WHAT NEEDS TO BE DONE ->
Copy each line with the word "ребенка" in it.

Dataset items ->
>>

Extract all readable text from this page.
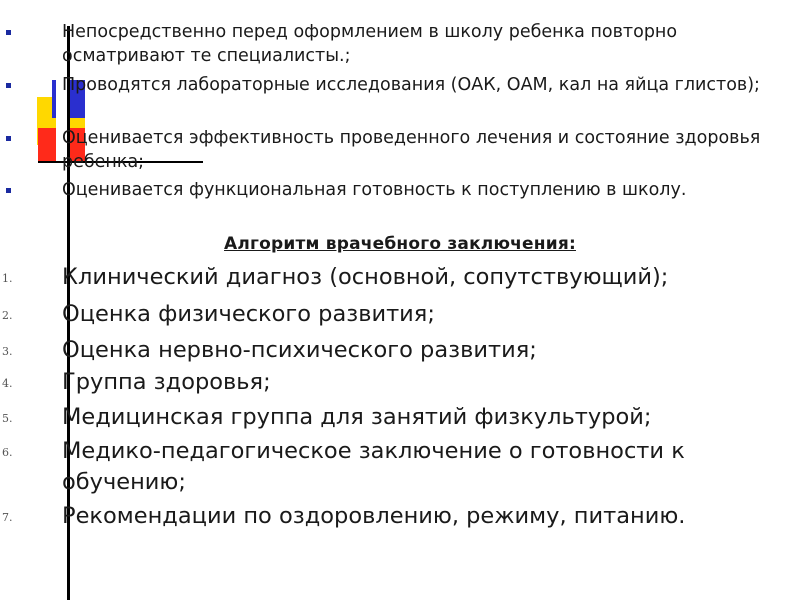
Непосредственно перед оформлением в школу ребенка повторно осматривают те специалисты.;
Проводятся лабораторные исследования (ОАК, ОАМ, кал на яйца глистов);
Оценивается эффективность проведенного лечения и состояние здоровья ребенка;
Оценивается функциональная готовность к поступлению в школу.
Алгоритм врачебного заключения:
1. Клинический диагноз (основной, сопутствующий);
2. Оценка физического развития;
3. Оценка нервно-психического развития;
4. Группа здоровья;
5. Медицинская группа для занятий физкультурой;
6. Медико-педагогическое заключение о готовности к обучению;
7. Рекомендации по оздоровлению, режиму, питанию.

<<

WRITTEN RESPONSE ->
Непосредственно перед оформлением в школу ребенка повторно осматривают те специалисты.;
Оценивается эффективность проведенного лечения и состояние здоровья ребенка;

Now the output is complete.